Swap every "elements" in the material below for "items" and leave everything else unchanged. Omit the pictures from your answer.

Region and label listings
________________________

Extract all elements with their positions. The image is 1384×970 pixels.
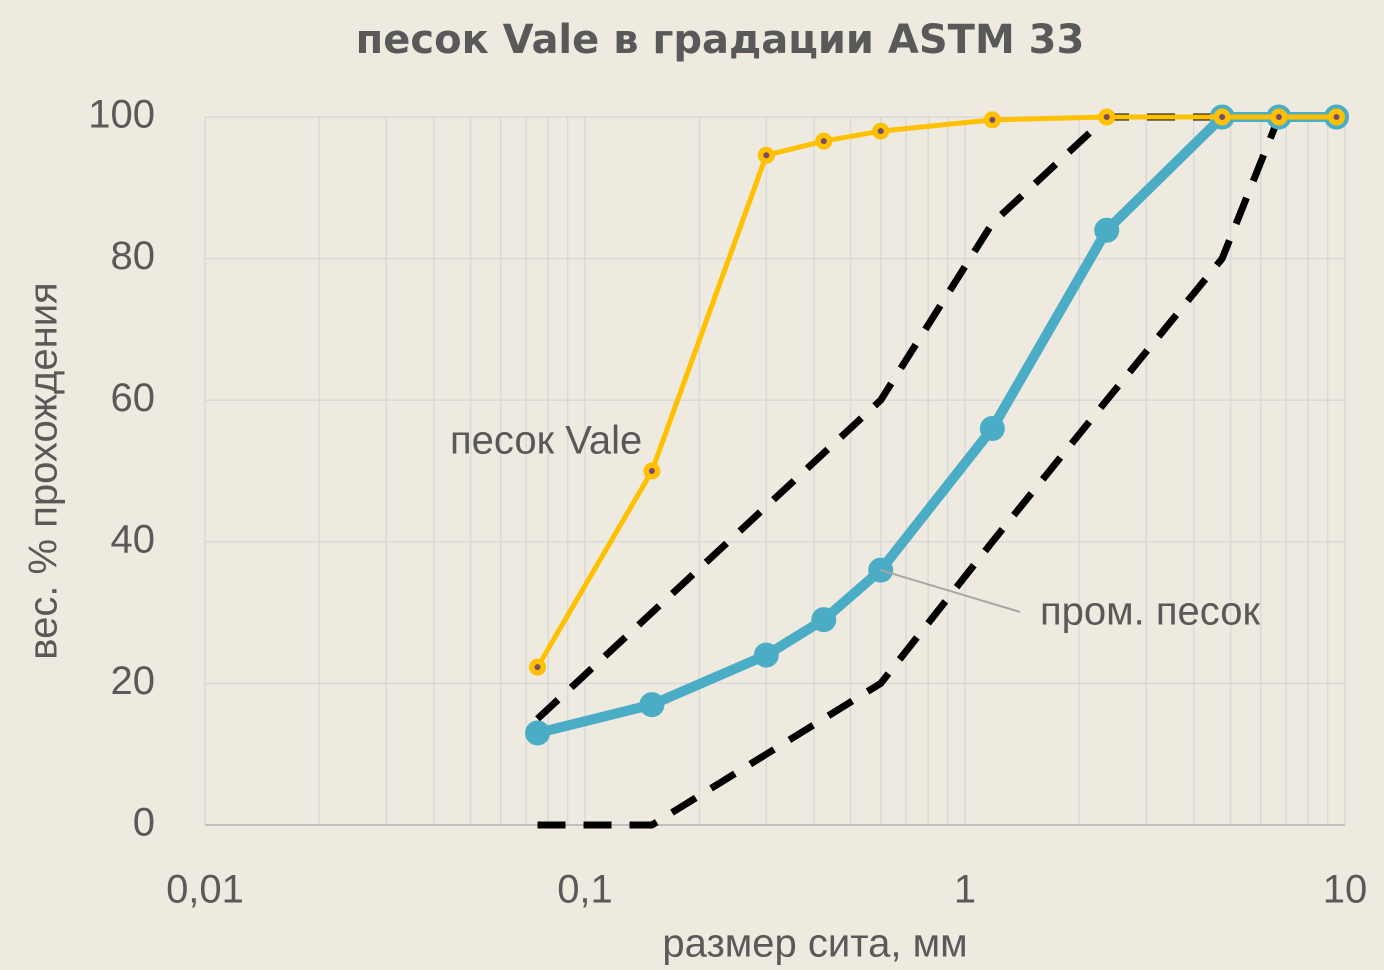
marker — [639, 692, 665, 718]
y-tick-label: 40 — [111, 517, 156, 561]
chart-title: песок Vale в градации ASTM 33 — [356, 17, 1085, 63]
series-line — [535, 114, 1337, 669]
marker-center — [1333, 114, 1340, 120]
x-tick-label: 10 — [1323, 868, 1368, 912]
limit-line — [537, 115, 1283, 829]
marker-center — [763, 152, 770, 159]
y-tick-label: 60 — [111, 376, 156, 420]
leader-line — [880, 569, 1021, 613]
y-tick-label: 0 — [133, 801, 155, 845]
marker — [979, 416, 1005, 442]
x-axis-label: размер сита, мм — [662, 922, 967, 966]
y-axis-label: вес. % прохождения — [22, 282, 66, 659]
y-tick-label: 80 — [111, 234, 156, 278]
marker — [1094, 217, 1120, 243]
marker-center — [1275, 114, 1282, 120]
marker-center — [1103, 114, 1110, 120]
marker-center — [989, 116, 996, 123]
marker-center — [820, 138, 827, 145]
y-tick-label: 20 — [111, 659, 156, 703]
series-annotation: пром. песок — [1040, 590, 1260, 634]
x-tick-label: 1 — [954, 868, 976, 912]
marker — [753, 642, 779, 668]
series-annotation: песок Vale — [450, 419, 642, 463]
marker — [525, 720, 551, 746]
marker-center — [648, 468, 655, 474]
marker-center — [1219, 114, 1226, 120]
marker-center — [534, 664, 541, 671]
x-tick-label: 0,01 — [166, 868, 244, 912]
y-tick-label: 100 — [88, 93, 155, 137]
x-tick-label: 0,1 — [557, 868, 613, 912]
marker — [811, 607, 837, 633]
marker-center — [877, 128, 884, 135]
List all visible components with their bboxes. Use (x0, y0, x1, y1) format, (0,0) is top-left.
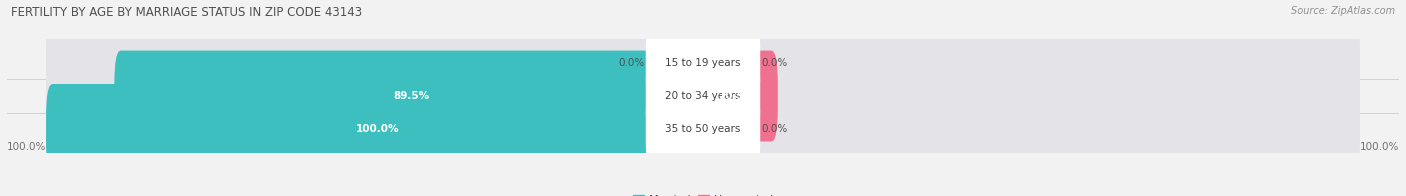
Legend: Married, Unmarried: Married, Unmarried (628, 191, 778, 196)
Text: 35 to 50 years: 35 to 50 years (665, 124, 741, 134)
Text: 0.0%: 0.0% (762, 124, 787, 134)
Text: 0.0%: 0.0% (619, 58, 644, 68)
FancyBboxPatch shape (645, 57, 761, 135)
FancyBboxPatch shape (696, 51, 778, 142)
FancyBboxPatch shape (46, 51, 710, 142)
Text: 89.5%: 89.5% (394, 91, 430, 101)
Text: 100.0%: 100.0% (1360, 142, 1399, 152)
FancyBboxPatch shape (114, 51, 710, 142)
FancyBboxPatch shape (696, 17, 1360, 108)
Text: 0.0%: 0.0% (762, 58, 787, 68)
Text: 10.5%: 10.5% (718, 91, 755, 101)
Text: 15 to 19 years: 15 to 19 years (665, 58, 741, 68)
FancyBboxPatch shape (645, 91, 761, 168)
Text: 100.0%: 100.0% (7, 142, 46, 152)
Text: Source: ZipAtlas.com: Source: ZipAtlas.com (1291, 6, 1395, 16)
FancyBboxPatch shape (46, 84, 710, 175)
FancyBboxPatch shape (696, 51, 1360, 142)
FancyBboxPatch shape (645, 24, 761, 101)
FancyBboxPatch shape (676, 17, 710, 108)
Text: 20 to 34 years: 20 to 34 years (665, 91, 741, 101)
FancyBboxPatch shape (46, 84, 710, 175)
Text: 100.0%: 100.0% (356, 124, 399, 134)
Text: FERTILITY BY AGE BY MARRIAGE STATUS IN ZIP CODE 43143: FERTILITY BY AGE BY MARRIAGE STATUS IN Z… (11, 6, 363, 19)
FancyBboxPatch shape (46, 17, 710, 108)
FancyBboxPatch shape (696, 17, 730, 108)
FancyBboxPatch shape (696, 84, 1360, 175)
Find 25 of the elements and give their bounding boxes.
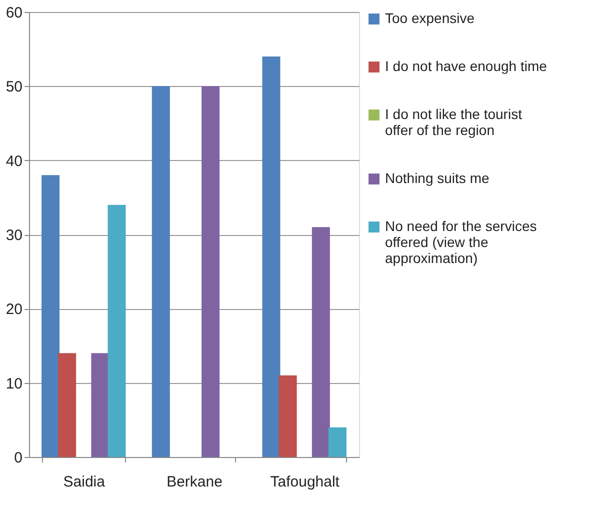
legend-label: No need for the services offered (view the approximation) [385,218,537,266]
bar [91,353,110,457]
bar [58,353,76,457]
x-tick-label: Berkane [166,474,222,490]
bar [108,204,126,457]
bar [312,227,330,457]
bar [42,175,60,457]
y-tick-label: 50 [6,78,22,96]
y-tick-label: 40 [6,152,22,170]
bar [202,86,220,457]
y-tick-label: 30 [6,227,22,244]
legend-label: I do not have enough time [385,58,548,74]
y-tick-label: 20 [6,301,22,318]
bar [152,86,170,457]
bar [328,427,346,457]
x-tick-label: Tafoughalt [270,474,340,490]
legend-label: Too expensive [385,10,475,26]
y-tick-label: 60 [6,4,22,22]
legend-label: Nothing suits me [385,170,490,186]
legend-label: I do not like the tourist offer of the region [385,106,522,138]
x-tick-label: Saidia [63,474,106,490]
y-tick-label: 10 [6,375,22,392]
bar [278,375,297,457]
y-tick-label: 0 [14,450,22,466]
bar [262,56,280,457]
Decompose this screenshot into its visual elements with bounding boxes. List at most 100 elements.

________________________

SOLUTION FOR THIS EXERCISE ::
Extract all items with their positions. The image is 1384×970 pixels.
marker — [639, 692, 665, 718]
y-tick-label: 40 — [111, 517, 156, 561]
chart-title: песок Vale в градации ASTM 33 — [356, 17, 1085, 63]
series-line — [535, 114, 1337, 669]
marker-center — [1333, 114, 1340, 120]
x-tick-label: 10 — [1323, 868, 1368, 912]
limit-line — [537, 115, 1283, 829]
marker-center — [763, 152, 770, 159]
y-tick-label: 60 — [111, 376, 156, 420]
leader-line — [880, 569, 1021, 613]
y-tick-label: 0 — [133, 801, 155, 845]
marker — [979, 416, 1005, 442]
x-axis-label: размер сита, мм — [662, 922, 967, 966]
y-axis-label: вес. % прохождения — [22, 282, 66, 659]
y-tick-label: 80 — [111, 234, 156, 278]
marker — [1094, 217, 1120, 243]
marker-center — [1275, 114, 1282, 120]
marker-center — [1103, 114, 1110, 120]
marker-center — [989, 116, 996, 123]
marker-center — [820, 138, 827, 145]
y-tick-label: 20 — [111, 659, 156, 703]
series-annotation: пром. песок — [1040, 590, 1260, 634]
x-tick-label: 1 — [954, 868, 976, 912]
marker — [753, 642, 779, 668]
series-annotation: песок Vale — [450, 419, 642, 463]
marker — [525, 720, 551, 746]
marker-center — [648, 468, 655, 474]
marker-center — [1219, 114, 1226, 120]
marker-center — [534, 664, 541, 671]
x-tick-label: 0,01 — [166, 868, 244, 912]
y-tick-label: 100 — [88, 93, 155, 137]
x-tick-label: 0,1 — [557, 868, 613, 912]
marker — [811, 607, 837, 633]
marker-center — [877, 128, 884, 135]
List all visible components with their bboxes. Use (x0, y0, x1, y1) format, (0,0) is top-left.
Legend: Married, Unmarried: Married, Unmarried (628, 191, 778, 196)
Text: 35 to 50 years: 35 to 50 years (665, 124, 741, 134)
Text: 0.0%: 0.0% (762, 124, 787, 134)
Text: 0.0%: 0.0% (619, 58, 644, 68)
FancyBboxPatch shape (645, 57, 761, 135)
FancyBboxPatch shape (696, 51, 778, 142)
FancyBboxPatch shape (46, 51, 710, 142)
Text: 89.5%: 89.5% (394, 91, 430, 101)
Text: 100.0%: 100.0% (1360, 142, 1399, 152)
FancyBboxPatch shape (114, 51, 710, 142)
FancyBboxPatch shape (696, 17, 1360, 108)
Text: 0.0%: 0.0% (762, 58, 787, 68)
Text: 10.5%: 10.5% (718, 91, 755, 101)
Text: 15 to 19 years: 15 to 19 years (665, 58, 741, 68)
FancyBboxPatch shape (645, 91, 761, 168)
Text: 100.0%: 100.0% (7, 142, 46, 152)
Text: Source: ZipAtlas.com: Source: ZipAtlas.com (1291, 6, 1395, 16)
FancyBboxPatch shape (46, 84, 710, 175)
FancyBboxPatch shape (696, 51, 1360, 142)
FancyBboxPatch shape (645, 24, 761, 101)
FancyBboxPatch shape (676, 17, 710, 108)
Text: 20 to 34 years: 20 to 34 years (665, 91, 741, 101)
FancyBboxPatch shape (46, 84, 710, 175)
Text: 100.0%: 100.0% (356, 124, 399, 134)
Text: FERTILITY BY AGE BY MARRIAGE STATUS IN ZIP CODE 43143: FERTILITY BY AGE BY MARRIAGE STATUS IN Z… (11, 6, 363, 19)
FancyBboxPatch shape (46, 17, 710, 108)
FancyBboxPatch shape (696, 17, 730, 108)
FancyBboxPatch shape (696, 84, 1360, 175)
Find 25 of the items and give their bounding boxes.
legend-label: No need for the services offered (view the approximation) [385,218,537,266]
bar [91,353,110,457]
bar [58,353,76,457]
x-tick-label: Berkane [166,474,222,490]
bar [108,204,126,457]
bar [312,227,330,457]
bar [42,175,60,457]
y-tick-label: 50 [6,78,22,96]
y-tick-label: 40 [6,152,22,170]
bar [202,86,220,457]
y-tick-label: 30 [6,227,22,244]
legend-label: I do not have enough time [385,58,548,74]
y-tick-label: 20 [6,301,22,318]
bar [152,86,170,457]
bar [328,427,346,457]
x-tick-label: Tafoughalt [270,474,340,490]
legend-label: Too expensive [385,10,475,26]
y-tick-label: 60 [6,4,22,22]
legend-label: Nothing suits me [385,170,490,186]
legend-label: I do not like the tourist offer of the region [385,106,522,138]
x-tick-label: Saidia [63,474,106,490]
y-tick-label: 10 [6,375,22,392]
bar [278,375,297,457]
y-tick-label: 0 [14,450,22,466]
bar [262,56,280,457]
Decompose this screenshot into its visual items with bounding boxes. List at most 100 items.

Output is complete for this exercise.